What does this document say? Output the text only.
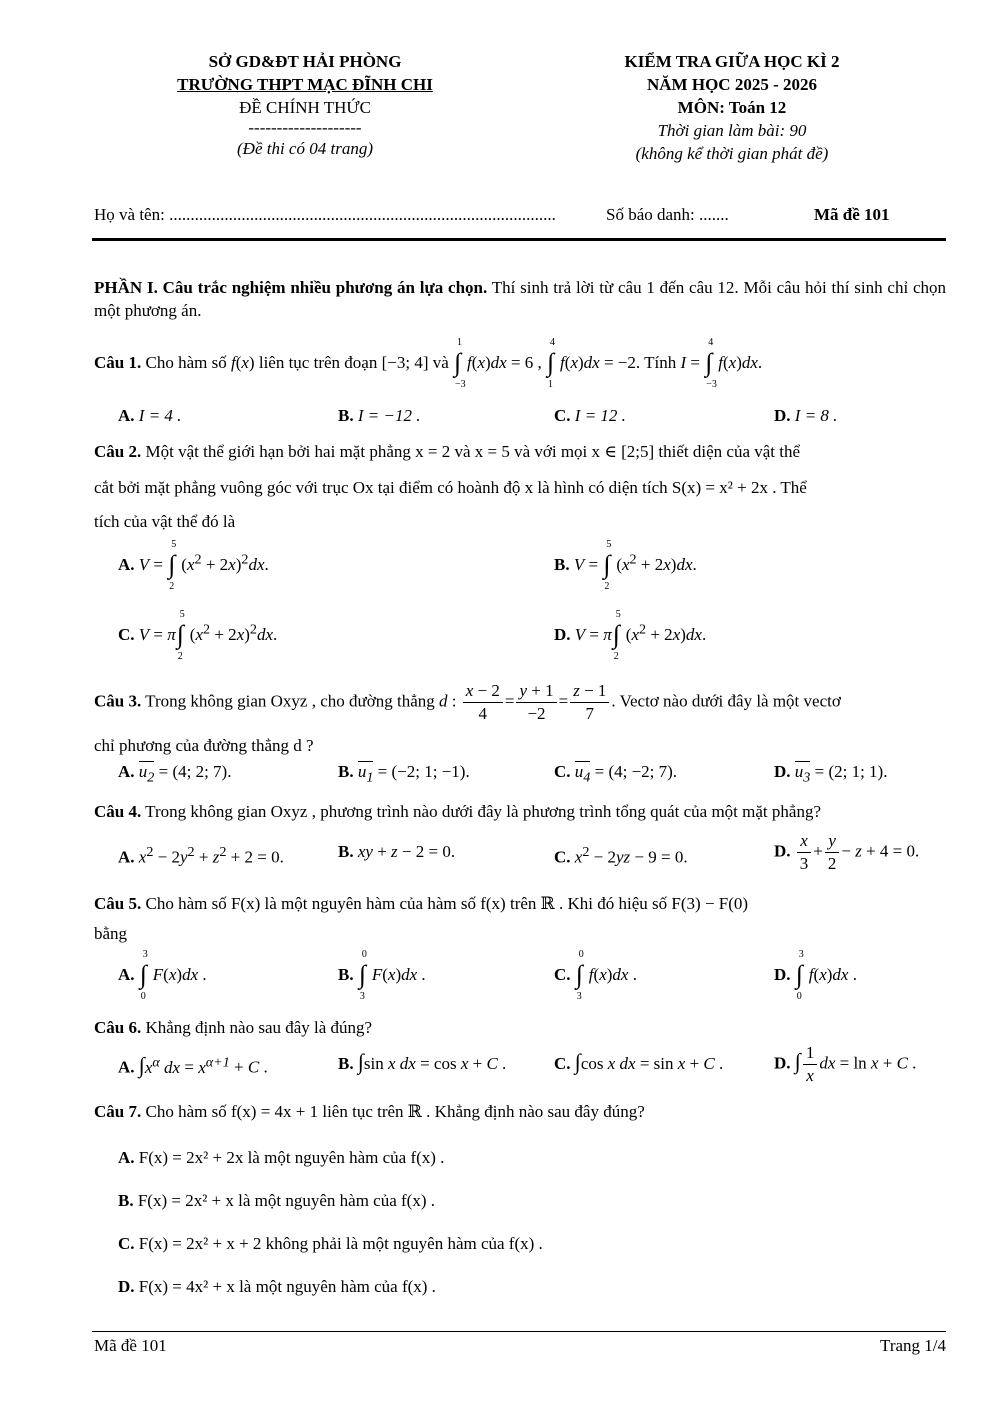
SỞ GD&ĐT HẢI PHÒNG
TRƯỜNG THPT MẠC ĐĨNH CHI
ĐỀ CHÍNH THỨC
--------------------
(Đề thi có 04 trang)
KIỂM TRA GIỮA HỌC KÌ 2
NĂM HỌC 2025 - 2026
MÔN: Toán 12
Thời gian làm bài: 90
(không kể thời gian phát đề)
Họ và tên: ...........................................................................................	Số báo danh: .......	Mã đề 101
PHẦN I. Câu trắc nghiệm nhiều phương án lựa chọn. Thí sinh trả lời từ câu 1 đến câu 12. Mỗi câu hỏi thí sinh chỉ chọn một phương án.
Câu 1. Cho hàm số f(x) liên tục trên đoạn [−3; 4] và
1
∫
−3
f(x)dx = 6 ,
4
∫
1
f(x)dx = −2. Tính I =
4
∫
−3
f(x)dx.
A. I = 4 .	B. I = −12 .	C. I = 12 .	D. I = 8 .
Câu 2. Một vật thể giới hạn bởi hai mặt phẳng x = 2 và x = 5 và với mọi x ∈ [2;5] thiết diện của vật thể
cắt bởi mặt phẳng vuông góc với trục Ox tại điểm có hoành độ x là hình có diện tích S(x) = x² + 2x . Thể
tích của vật thể đó là
A. V =
5
∫
2
$(x^2 + 2x)^2dx$.	B. V =
5
∫
2
$(x^2 + 2x)dx$.
C. V = π
5
∫
2
$(x^2 + 2x)^2dx$.	D. V = π
5
∫
2
$(x^2 + 2x)dx$.
Câu 3. Trong không gian Oxyz , cho đường thẳng d : $\frac{x - 2}{4} = \frac{y + 1}{-2} = \frac{z - 1}{7}$ . Vectơ nào dưới đây là một vectơ
chỉ phương của đường thẳng d ?
A. $u_2 = (4$; 2; 7).	B. $u_1 = (-2$; 1; −1).	C. $u_4 = (4$; −2; 7).	D. $u_3 = (2$; 1; 1).
Câu 4. Trong không gian Oxyz , phương trình nào dưới đây là phương trình tổng quát của một mặt phẳng?
A. $x^2 - 2y^2 + z^2 + 2 = 0$.	B. xy + z − 2 = 0.	C. $x^2 - 2yz - 9 = 0$.	D. $\frac{x}{3} + \frac{y}{2} - z + 4 = 0$.
Câu 5. Cho hàm số F(x) là một nguyên hàm của hàm số f(x) trên ℝ . Khi đó hiệu số F(3) − F(0)
bằng
A.
3
∫
0
F(x)dx .	B.
0
∫
3
F(x)dx .	C.
0
∫
3
f(x)dx .	D.
3
∫
0
f(x)dx .
Câu 6. Khẳng định nào sau đây là đúng?
A. $\int x^\alpha$ dx = $x^{\alpha+1} + C$ .	B. ∫sin x dx = cos x + C .	C. ∫cos x dx = sin x + C .	D. ∫ $\frac{1}{x}$ dx = ln x + C .
Câu 7. Cho hàm số f(x) = 4x + 1 liên tục trên ℝ . Khẳng định nào sau đây đúng?
A. F(x) = 2x² + 2x là một nguyên hàm của f(x) .
B. F(x) = 2x² + x là một nguyên hàm của f(x) .
C. F(x) = 2x² + x + 2 không phải là một nguyên hàm của f(x) .
D. F(x) = 4x² + x là một nguyên hàm của f(x) .
Mã đề 101	Trang 1/4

_Written exercise:_ Copy each line holding the word "thẳng" from the listing above.

_Completed exercise:_
Câu 3. Trong không gian Oxyz , cho đường thẳng d : $\frac{x - 2}{4} = \frac{y + 1}{-2} = \frac{z - 1}{7}$ . Vectơ nào dưới đây là một vectơ
chỉ phương của đường thẳng d ?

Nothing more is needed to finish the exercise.